§ Prompt
Only a number is wanted: how many lines in the listing contain the word "dotted"?

§ Given records
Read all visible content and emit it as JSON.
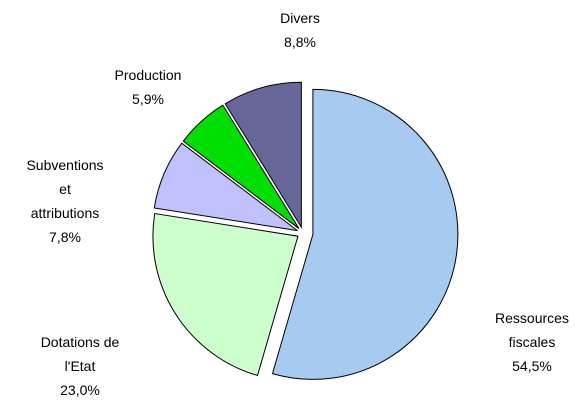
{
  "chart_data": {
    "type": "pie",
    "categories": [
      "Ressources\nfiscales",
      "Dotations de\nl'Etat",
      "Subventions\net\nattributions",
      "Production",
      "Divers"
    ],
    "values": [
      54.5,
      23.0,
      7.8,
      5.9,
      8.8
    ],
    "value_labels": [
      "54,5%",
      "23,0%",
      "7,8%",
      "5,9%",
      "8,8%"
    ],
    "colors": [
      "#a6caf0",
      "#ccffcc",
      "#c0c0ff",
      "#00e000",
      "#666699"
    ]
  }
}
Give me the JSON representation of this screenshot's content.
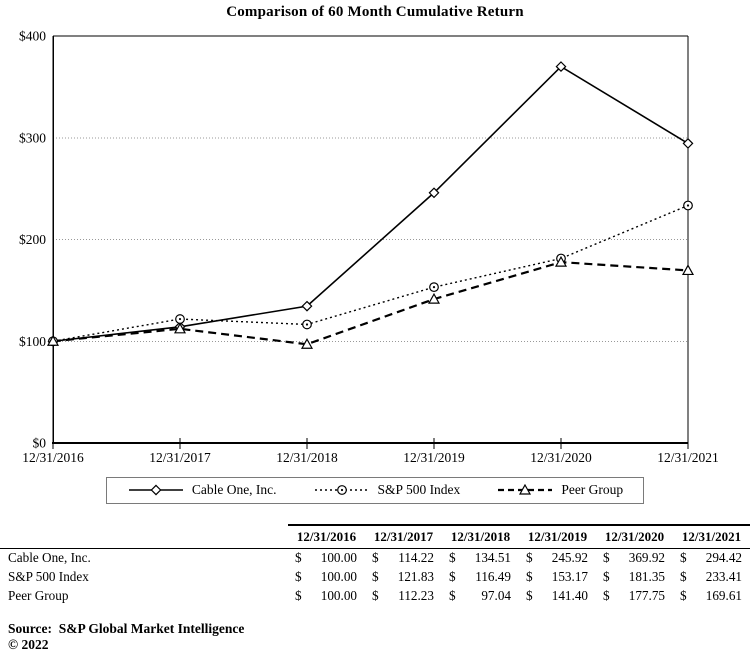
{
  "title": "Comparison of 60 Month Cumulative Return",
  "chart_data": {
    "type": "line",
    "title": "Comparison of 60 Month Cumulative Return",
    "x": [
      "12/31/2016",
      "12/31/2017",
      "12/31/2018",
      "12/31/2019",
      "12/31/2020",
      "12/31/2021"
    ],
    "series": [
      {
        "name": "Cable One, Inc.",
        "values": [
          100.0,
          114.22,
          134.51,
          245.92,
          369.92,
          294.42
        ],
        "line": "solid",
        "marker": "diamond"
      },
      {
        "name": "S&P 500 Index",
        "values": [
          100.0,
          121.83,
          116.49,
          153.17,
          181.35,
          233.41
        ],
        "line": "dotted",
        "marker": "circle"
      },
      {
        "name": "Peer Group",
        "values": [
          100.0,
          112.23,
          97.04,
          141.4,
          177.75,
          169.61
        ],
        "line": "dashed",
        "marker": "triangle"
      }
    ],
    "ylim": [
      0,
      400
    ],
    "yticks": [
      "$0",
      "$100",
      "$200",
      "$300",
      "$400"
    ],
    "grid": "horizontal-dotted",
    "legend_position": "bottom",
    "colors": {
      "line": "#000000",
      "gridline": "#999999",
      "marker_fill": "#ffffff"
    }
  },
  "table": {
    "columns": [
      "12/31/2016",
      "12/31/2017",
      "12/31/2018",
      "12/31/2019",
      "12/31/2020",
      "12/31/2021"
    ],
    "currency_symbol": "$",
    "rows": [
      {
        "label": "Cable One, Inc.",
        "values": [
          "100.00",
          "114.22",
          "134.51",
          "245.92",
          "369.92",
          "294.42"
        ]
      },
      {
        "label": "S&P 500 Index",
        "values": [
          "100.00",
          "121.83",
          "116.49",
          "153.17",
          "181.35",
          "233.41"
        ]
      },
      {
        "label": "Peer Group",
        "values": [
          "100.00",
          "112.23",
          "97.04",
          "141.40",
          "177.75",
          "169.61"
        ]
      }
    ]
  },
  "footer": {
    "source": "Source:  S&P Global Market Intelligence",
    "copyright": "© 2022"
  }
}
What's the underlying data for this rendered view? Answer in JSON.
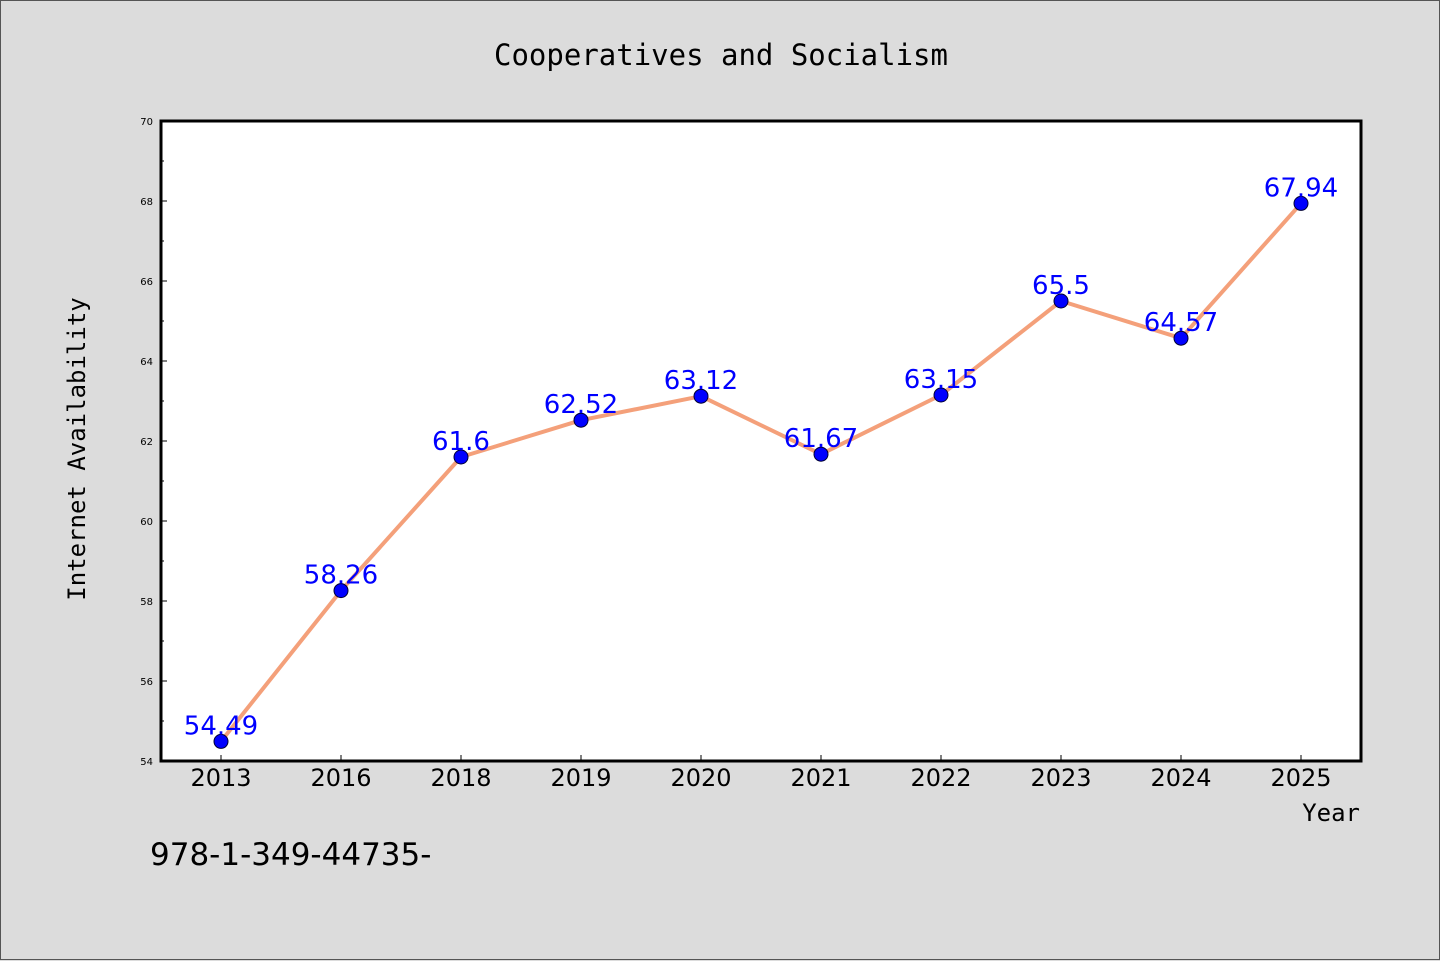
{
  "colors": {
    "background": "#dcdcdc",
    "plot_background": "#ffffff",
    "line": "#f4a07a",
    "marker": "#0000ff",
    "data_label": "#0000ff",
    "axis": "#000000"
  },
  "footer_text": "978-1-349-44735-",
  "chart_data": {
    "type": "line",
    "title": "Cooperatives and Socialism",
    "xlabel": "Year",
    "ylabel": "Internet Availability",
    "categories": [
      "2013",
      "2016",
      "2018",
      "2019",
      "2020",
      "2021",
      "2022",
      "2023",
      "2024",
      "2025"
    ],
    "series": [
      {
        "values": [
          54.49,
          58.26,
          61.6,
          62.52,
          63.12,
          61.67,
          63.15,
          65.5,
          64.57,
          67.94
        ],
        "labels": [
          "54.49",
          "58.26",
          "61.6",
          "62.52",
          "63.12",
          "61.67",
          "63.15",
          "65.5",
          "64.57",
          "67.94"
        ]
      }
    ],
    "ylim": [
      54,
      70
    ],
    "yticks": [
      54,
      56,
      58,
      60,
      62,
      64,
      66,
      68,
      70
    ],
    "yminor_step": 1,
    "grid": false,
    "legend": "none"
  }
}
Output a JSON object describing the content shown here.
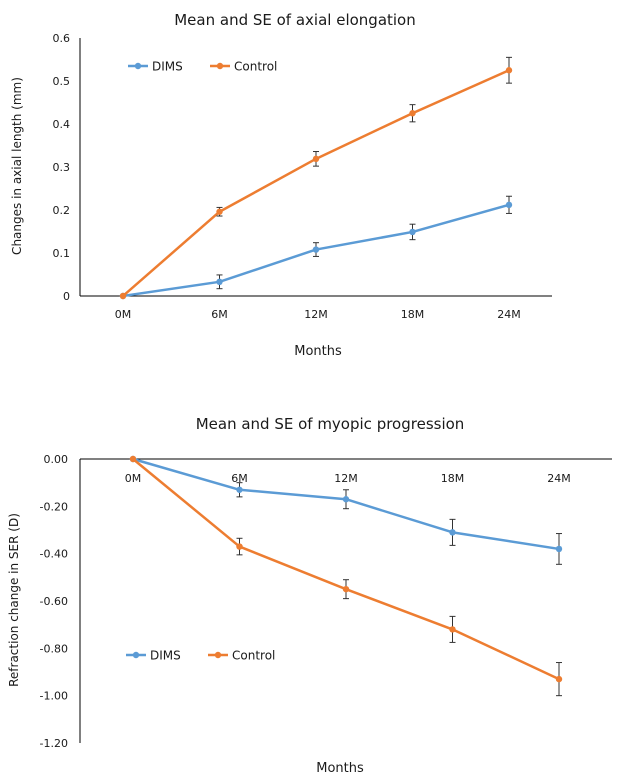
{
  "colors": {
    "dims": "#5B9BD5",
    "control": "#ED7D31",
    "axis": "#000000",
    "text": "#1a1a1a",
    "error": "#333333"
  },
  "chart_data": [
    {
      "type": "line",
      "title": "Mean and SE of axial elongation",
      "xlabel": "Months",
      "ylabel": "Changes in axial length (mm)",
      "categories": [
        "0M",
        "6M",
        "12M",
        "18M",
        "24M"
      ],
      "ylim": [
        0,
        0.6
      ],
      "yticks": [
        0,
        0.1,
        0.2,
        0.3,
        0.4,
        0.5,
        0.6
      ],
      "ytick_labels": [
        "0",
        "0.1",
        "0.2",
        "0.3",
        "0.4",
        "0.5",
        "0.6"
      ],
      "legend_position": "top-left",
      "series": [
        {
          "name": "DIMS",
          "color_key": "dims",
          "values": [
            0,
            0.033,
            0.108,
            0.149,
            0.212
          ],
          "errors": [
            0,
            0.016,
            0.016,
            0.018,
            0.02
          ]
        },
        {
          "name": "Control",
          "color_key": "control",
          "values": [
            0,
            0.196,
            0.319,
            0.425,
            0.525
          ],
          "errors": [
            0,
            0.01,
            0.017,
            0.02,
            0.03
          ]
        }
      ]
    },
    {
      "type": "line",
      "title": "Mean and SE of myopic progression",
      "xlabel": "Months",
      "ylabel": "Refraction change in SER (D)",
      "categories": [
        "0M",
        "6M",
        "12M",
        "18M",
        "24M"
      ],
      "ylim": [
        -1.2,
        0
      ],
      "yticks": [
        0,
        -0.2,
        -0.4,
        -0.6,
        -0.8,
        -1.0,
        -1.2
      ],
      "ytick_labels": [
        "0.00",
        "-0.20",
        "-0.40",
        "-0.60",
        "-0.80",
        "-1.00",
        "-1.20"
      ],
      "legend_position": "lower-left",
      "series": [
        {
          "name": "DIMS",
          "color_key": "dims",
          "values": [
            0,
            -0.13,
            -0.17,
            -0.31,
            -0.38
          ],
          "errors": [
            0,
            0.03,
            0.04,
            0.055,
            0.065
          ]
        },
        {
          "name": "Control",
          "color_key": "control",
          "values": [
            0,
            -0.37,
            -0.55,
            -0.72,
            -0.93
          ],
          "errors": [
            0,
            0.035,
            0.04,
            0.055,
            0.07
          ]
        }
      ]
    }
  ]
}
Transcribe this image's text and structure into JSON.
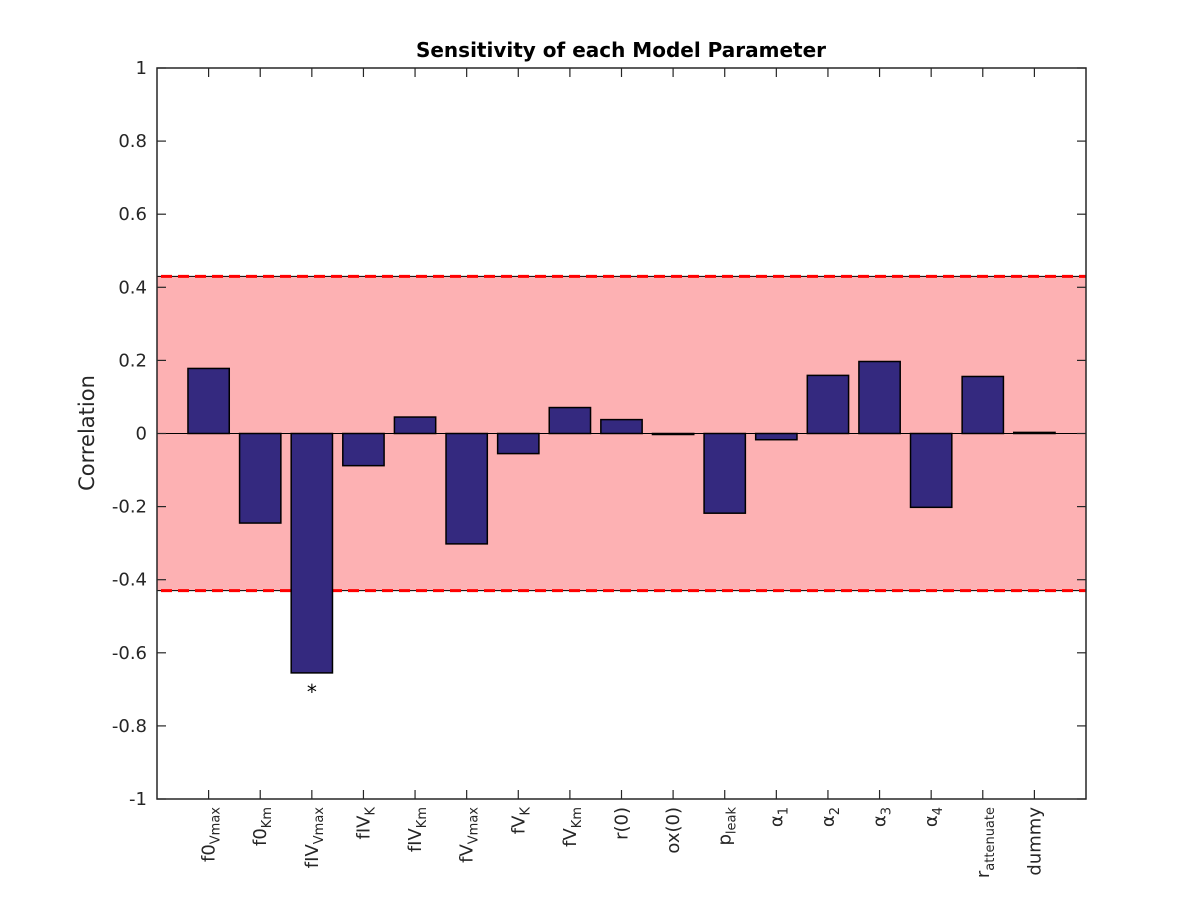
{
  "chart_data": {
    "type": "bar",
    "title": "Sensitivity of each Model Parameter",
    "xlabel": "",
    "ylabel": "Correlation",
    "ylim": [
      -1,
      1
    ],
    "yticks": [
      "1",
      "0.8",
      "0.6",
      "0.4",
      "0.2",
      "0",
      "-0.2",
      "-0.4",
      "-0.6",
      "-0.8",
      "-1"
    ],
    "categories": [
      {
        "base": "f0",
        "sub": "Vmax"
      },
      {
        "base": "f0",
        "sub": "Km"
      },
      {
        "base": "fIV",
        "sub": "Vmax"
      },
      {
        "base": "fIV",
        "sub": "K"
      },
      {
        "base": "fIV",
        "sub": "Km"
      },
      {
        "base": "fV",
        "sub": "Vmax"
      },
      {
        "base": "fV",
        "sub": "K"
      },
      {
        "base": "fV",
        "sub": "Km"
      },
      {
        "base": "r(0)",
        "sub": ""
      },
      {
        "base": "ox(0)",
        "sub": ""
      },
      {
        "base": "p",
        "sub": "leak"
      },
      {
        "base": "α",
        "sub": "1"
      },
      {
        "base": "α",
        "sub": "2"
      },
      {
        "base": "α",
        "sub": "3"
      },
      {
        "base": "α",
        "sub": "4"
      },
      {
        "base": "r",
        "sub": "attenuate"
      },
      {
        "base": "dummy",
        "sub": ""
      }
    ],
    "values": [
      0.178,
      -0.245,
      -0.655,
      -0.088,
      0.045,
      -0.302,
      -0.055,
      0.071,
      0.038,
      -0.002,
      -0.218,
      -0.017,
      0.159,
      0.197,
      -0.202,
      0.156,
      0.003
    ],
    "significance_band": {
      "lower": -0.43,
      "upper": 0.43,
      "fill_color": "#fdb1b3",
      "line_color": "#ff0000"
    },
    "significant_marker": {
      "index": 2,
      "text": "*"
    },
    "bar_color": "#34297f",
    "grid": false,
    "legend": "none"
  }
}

§ Reply to the exercise
2